_DATASET_:
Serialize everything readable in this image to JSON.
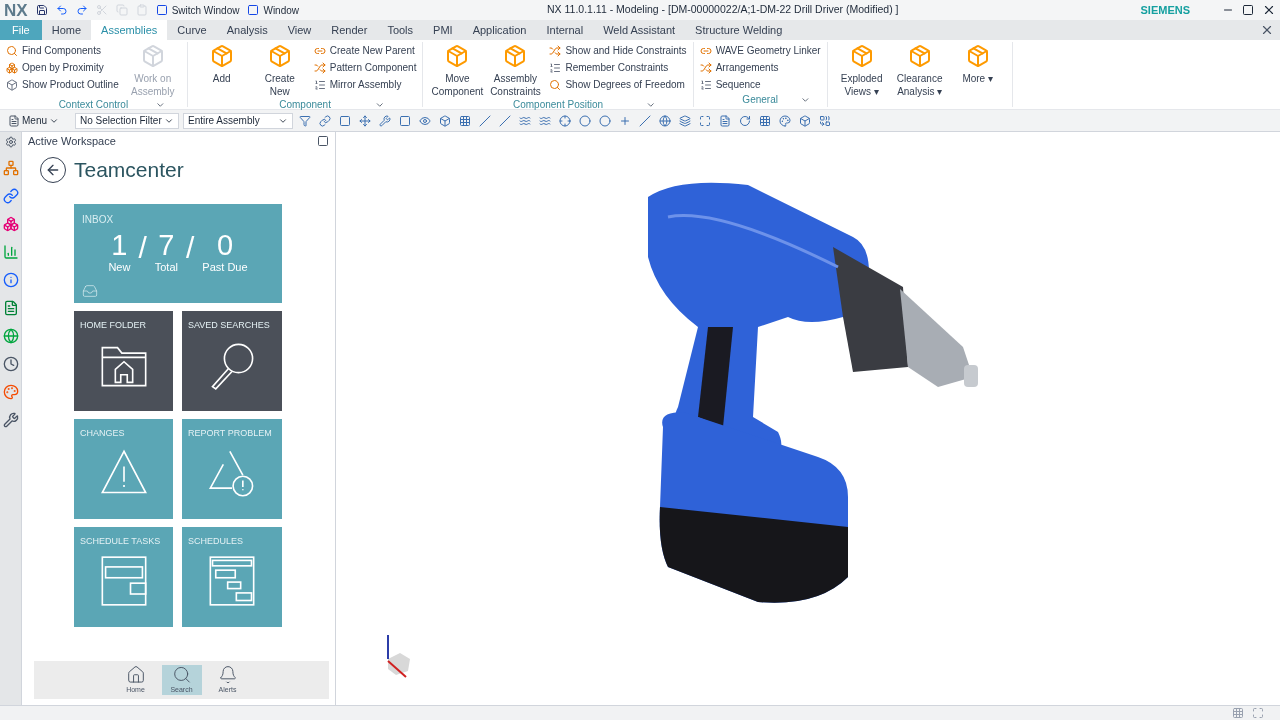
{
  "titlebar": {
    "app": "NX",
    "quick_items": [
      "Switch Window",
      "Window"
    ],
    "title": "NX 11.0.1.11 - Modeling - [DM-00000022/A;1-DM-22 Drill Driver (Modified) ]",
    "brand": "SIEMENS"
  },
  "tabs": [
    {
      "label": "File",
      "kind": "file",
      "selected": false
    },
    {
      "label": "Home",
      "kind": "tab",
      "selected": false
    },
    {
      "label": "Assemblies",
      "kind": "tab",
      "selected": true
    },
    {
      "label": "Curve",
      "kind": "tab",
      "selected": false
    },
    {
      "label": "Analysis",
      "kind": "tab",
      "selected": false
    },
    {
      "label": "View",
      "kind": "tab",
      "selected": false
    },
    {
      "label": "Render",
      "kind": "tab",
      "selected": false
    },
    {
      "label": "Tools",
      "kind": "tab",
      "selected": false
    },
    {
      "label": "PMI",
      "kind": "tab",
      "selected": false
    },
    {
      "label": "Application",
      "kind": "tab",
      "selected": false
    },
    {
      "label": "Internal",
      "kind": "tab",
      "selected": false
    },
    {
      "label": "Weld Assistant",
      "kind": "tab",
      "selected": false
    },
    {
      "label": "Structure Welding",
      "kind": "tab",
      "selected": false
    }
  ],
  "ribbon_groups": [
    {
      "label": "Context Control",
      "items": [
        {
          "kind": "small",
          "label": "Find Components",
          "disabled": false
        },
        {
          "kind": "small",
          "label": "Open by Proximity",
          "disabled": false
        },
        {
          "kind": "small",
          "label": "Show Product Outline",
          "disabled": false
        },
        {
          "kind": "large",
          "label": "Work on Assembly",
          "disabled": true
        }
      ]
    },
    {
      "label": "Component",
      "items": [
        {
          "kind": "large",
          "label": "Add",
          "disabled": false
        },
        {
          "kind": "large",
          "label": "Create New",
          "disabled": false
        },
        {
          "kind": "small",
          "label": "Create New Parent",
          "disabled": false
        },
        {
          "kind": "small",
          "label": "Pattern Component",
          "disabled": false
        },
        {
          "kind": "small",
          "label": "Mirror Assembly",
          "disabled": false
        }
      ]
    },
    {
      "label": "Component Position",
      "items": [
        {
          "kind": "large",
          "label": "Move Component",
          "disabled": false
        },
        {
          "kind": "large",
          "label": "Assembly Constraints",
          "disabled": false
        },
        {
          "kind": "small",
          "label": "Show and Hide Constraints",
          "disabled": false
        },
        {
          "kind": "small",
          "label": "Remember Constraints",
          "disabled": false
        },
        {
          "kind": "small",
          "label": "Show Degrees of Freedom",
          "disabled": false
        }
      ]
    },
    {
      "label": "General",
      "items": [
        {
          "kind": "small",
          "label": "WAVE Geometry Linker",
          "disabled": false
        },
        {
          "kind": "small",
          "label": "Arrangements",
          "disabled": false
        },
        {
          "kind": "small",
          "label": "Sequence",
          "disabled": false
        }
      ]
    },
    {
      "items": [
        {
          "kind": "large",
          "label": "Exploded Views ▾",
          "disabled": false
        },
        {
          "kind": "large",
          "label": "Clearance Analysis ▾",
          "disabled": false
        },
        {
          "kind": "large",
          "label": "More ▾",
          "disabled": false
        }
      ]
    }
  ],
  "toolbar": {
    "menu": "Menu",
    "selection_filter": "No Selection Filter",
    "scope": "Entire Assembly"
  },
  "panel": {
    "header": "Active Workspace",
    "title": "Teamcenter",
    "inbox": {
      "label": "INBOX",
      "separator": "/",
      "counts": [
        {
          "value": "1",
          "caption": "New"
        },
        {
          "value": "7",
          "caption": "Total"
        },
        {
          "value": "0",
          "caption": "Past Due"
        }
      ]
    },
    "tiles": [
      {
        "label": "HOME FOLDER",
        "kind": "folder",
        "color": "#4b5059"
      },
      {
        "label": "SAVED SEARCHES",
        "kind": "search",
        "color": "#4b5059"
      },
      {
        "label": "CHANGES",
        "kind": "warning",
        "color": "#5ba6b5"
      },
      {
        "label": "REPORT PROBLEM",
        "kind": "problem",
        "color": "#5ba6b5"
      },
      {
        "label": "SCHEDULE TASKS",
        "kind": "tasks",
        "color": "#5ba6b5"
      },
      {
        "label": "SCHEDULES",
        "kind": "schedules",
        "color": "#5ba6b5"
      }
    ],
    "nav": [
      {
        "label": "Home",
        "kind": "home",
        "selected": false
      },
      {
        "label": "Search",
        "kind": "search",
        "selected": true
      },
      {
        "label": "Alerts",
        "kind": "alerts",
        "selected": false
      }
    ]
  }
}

_EXERCISE AIM_: In the copy, include no pictures; restate the listing above exactly.

_WORKED ANSWER_:
Serialize everything readable in this image to JSON.
{
  "titlebar": {
    "app": "NX",
    "quick_items": [
      "Switch Window",
      "Window"
    ],
    "title": "NX 11.0.1.11 - Modeling - [DM-00000022/A;1-DM-22 Drill Driver (Modified) ]",
    "brand": "SIEMENS"
  },
  "tabs": [
    {
      "label": "File",
      "kind": "file",
      "selected": false
    },
    {
      "label": "Home",
      "kind": "tab",
      "selected": false
    },
    {
      "label": "Assemblies",
      "kind": "tab",
      "selected": true
    },
    {
      "label": "Curve",
      "kind": "tab",
      "selected": false
    },
    {
      "label": "Analysis",
      "kind": "tab",
      "selected": false
    },
    {
      "label": "View",
      "kind": "tab",
      "selected": false
    },
    {
      "label": "Render",
      "kind": "tab",
      "selected": false
    },
    {
      "label": "Tools",
      "kind": "tab",
      "selected": false
    },
    {
      "label": "PMI",
      "kind": "tab",
      "selected": false
    },
    {
      "label": "Application",
      "kind": "tab",
      "selected": false
    },
    {
      "label": "Internal",
      "kind": "tab",
      "selected": false
    },
    {
      "label": "Weld Assistant",
      "kind": "tab",
      "selected": false
    },
    {
      "label": "Structure Welding",
      "kind": "tab",
      "selected": false
    }
  ],
  "ribbon_groups": [
    {
      "label": "Context Control",
      "items": [
        {
          "kind": "small",
          "label": "Find Components",
          "disabled": false
        },
        {
          "kind": "small",
          "label": "Open by Proximity",
          "disabled": false
        },
        {
          "kind": "small",
          "label": "Show Product Outline",
          "disabled": false
        },
        {
          "kind": "large",
          "label": "Work on Assembly",
          "disabled": true
        }
      ]
    },
    {
      "label": "Component",
      "items": [
        {
          "kind": "large",
          "label": "Add",
          "disabled": false
        },
        {
          "kind": "large",
          "label": "Create New",
          "disabled": false
        },
        {
          "kind": "small",
          "label": "Create New Parent",
          "disabled": false
        },
        {
          "kind": "small",
          "label": "Pattern Component",
          "disabled": false
        },
        {
          "kind": "small",
          "label": "Mirror Assembly",
          "disabled": false
        }
      ]
    },
    {
      "label": "Component Position",
      "items": [
        {
          "kind": "large",
          "label": "Move Component",
          "disabled": false
        },
        {
          "kind": "large",
          "label": "Assembly Constraints",
          "disabled": false
        },
        {
          "kind": "small",
          "label": "Show and Hide Constraints",
          "disabled": false
        },
        {
          "kind": "small",
          "label": "Remember Constraints",
          "disabled": false
        },
        {
          "kind": "small",
          "label": "Show Degrees of Freedom",
          "disabled": false
        }
      ]
    },
    {
      "label": "General",
      "items": [
        {
          "kind": "small",
          "label": "WAVE Geometry Linker",
          "disabled": false
        },
        {
          "kind": "small",
          "label": "Arrangements",
          "disabled": false
        },
        {
          "kind": "small",
          "label": "Sequence",
          "disabled": false
        }
      ]
    },
    {
      "items": [
        {
          "kind": "large",
          "label": "Exploded Views ▾",
          "disabled": false
        },
        {
          "kind": "large",
          "label": "Clearance Analysis ▾",
          "disabled": false
        },
        {
          "kind": "large",
          "label": "More ▾",
          "disabled": false
        }
      ]
    }
  ],
  "toolbar": {
    "menu": "Menu",
    "selection_filter": "No Selection Filter",
    "scope": "Entire Assembly"
  },
  "panel": {
    "header": "Active Workspace",
    "title": "Teamcenter",
    "inbox": {
      "label": "INBOX",
      "separator": "/",
      "counts": [
        {
          "value": "1",
          "caption": "New"
        },
        {
          "value": "7",
          "caption": "Total"
        },
        {
          "value": "0",
          "caption": "Past Due"
        }
      ]
    },
    "tiles": [
      {
        "label": "HOME FOLDER",
        "kind": "folder",
        "color": "#4b5059"
      },
      {
        "label": "SAVED SEARCHES",
        "kind": "search",
        "color": "#4b5059"
      },
      {
        "label": "CHANGES",
        "kind": "warning",
        "color": "#5ba6b5"
      },
      {
        "label": "REPORT PROBLEM",
        "kind": "problem",
        "color": "#5ba6b5"
      },
      {
        "label": "SCHEDULE TASKS",
        "kind": "tasks",
        "color": "#5ba6b5"
      },
      {
        "label": "SCHEDULES",
        "kind": "schedules",
        "color": "#5ba6b5"
      }
    ],
    "nav": [
      {
        "label": "Home",
        "kind": "home",
        "selected": false
      },
      {
        "label": "Search",
        "kind": "search",
        "selected": true
      },
      {
        "label": "Alerts",
        "kind": "alerts",
        "selected": false
      }
    ]
  }
}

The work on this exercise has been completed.